** start RECORDS TO PROCESS **
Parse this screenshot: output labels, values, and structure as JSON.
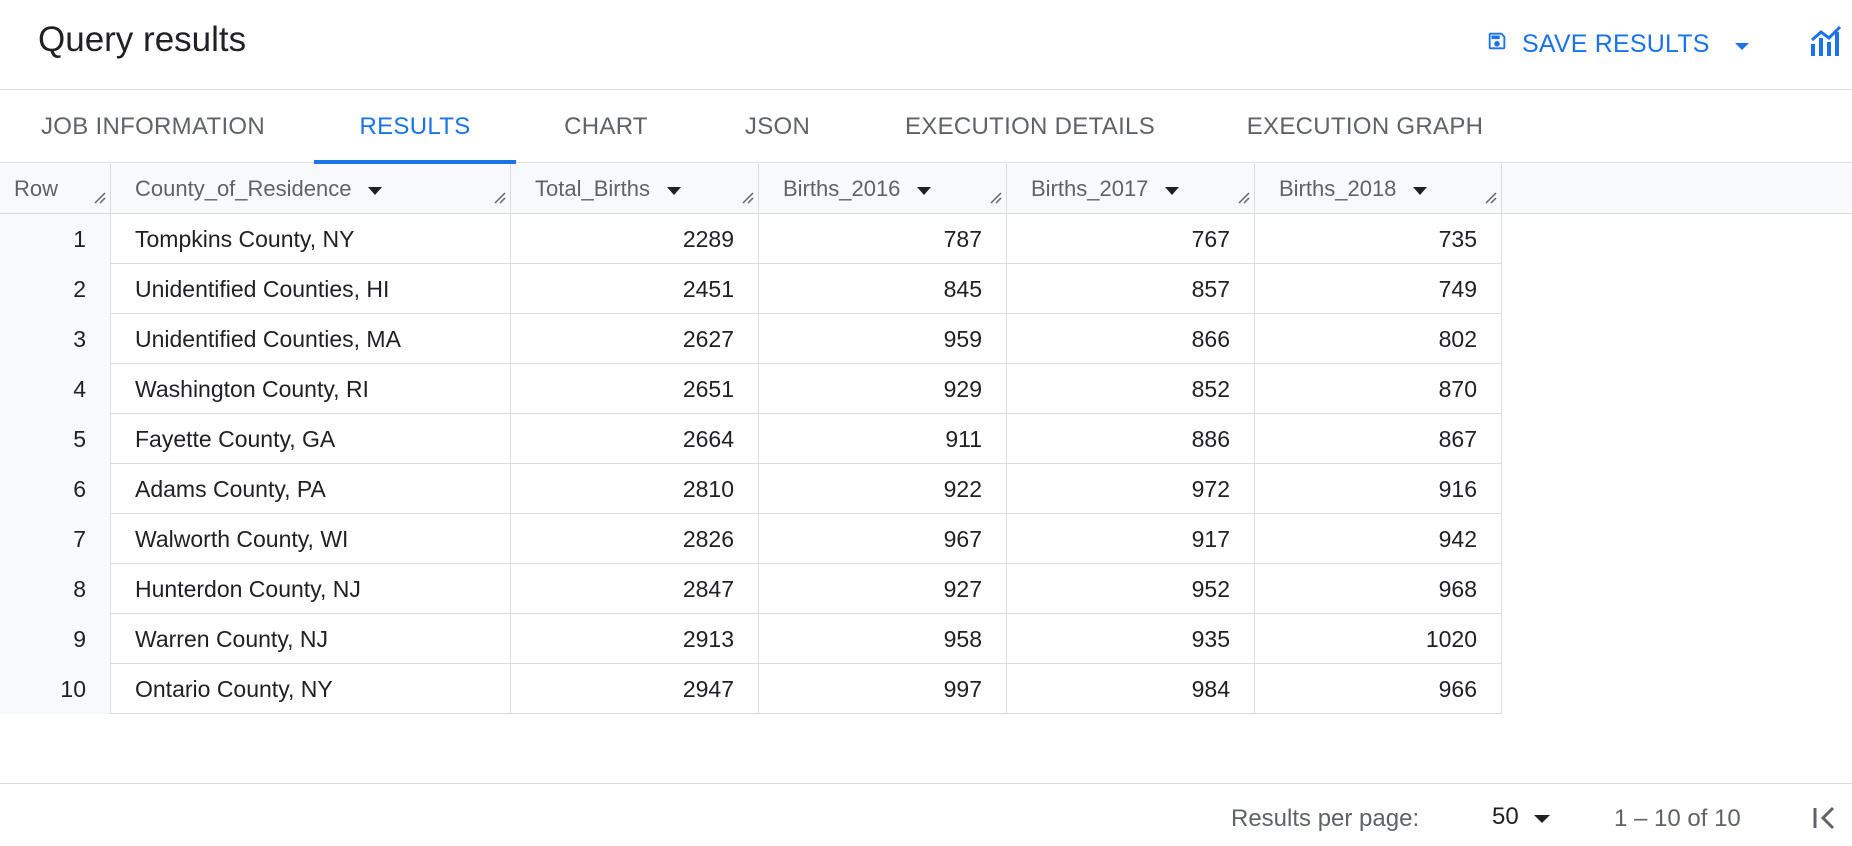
{
  "header": {
    "title": "Query results",
    "save_label": "SAVE RESULTS"
  },
  "tabs": [
    {
      "label": "JOB INFORMATION"
    },
    {
      "label": "RESULTS"
    },
    {
      "label": "CHART"
    },
    {
      "label": "JSON"
    },
    {
      "label": "EXECUTION DETAILS"
    },
    {
      "label": "EXECUTION GRAPH"
    }
  ],
  "active_tab": "RESULTS",
  "table": {
    "columns": [
      "Row",
      "County_of_Residence",
      "Total_Births",
      "Births_2016",
      "Births_2017",
      "Births_2018"
    ],
    "rows": [
      [
        "1",
        "Tompkins County, NY",
        "2289",
        "787",
        "767",
        "735"
      ],
      [
        "2",
        "Unidentified Counties, HI",
        "2451",
        "845",
        "857",
        "749"
      ],
      [
        "3",
        "Unidentified Counties, MA",
        "2627",
        "959",
        "866",
        "802"
      ],
      [
        "4",
        "Washington County, RI",
        "2651",
        "929",
        "852",
        "870"
      ],
      [
        "5",
        "Fayette County, GA",
        "2664",
        "911",
        "886",
        "867"
      ],
      [
        "6",
        "Adams County, PA",
        "2810",
        "922",
        "972",
        "916"
      ],
      [
        "7",
        "Walworth County, WI",
        "2826",
        "967",
        "917",
        "942"
      ],
      [
        "8",
        "Hunterdon County, NJ",
        "2847",
        "927",
        "952",
        "968"
      ],
      [
        "9",
        "Warren County, NJ",
        "2913",
        "958",
        "935",
        "1020"
      ],
      [
        "10",
        "Ontario County, NY",
        "2947",
        "997",
        "984",
        "966"
      ]
    ]
  },
  "footer": {
    "rpp_label": "Results per page:",
    "rpp_value": "50",
    "range": "1 – 10 of 10"
  },
  "colors": {
    "accent": "#1a73e8",
    "border": "#dadce0",
    "header_bg": "#f8f9fa",
    "muted_text": "#5f6368"
  },
  "icons": [
    "save-icon",
    "chevron-down-icon",
    "chart-icon",
    "sort-arrow-icon",
    "column-resize-icon",
    "first-page-icon"
  ]
}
** end RECORDS TO PROCESS **
◆ STATED EXERCISE ◆
Where a line holds the string "JSON", copy that line.

◆ TASK RESULT ◆
Parse this screenshot: output labels, values, and structure as JSON.
      "label": "JSON"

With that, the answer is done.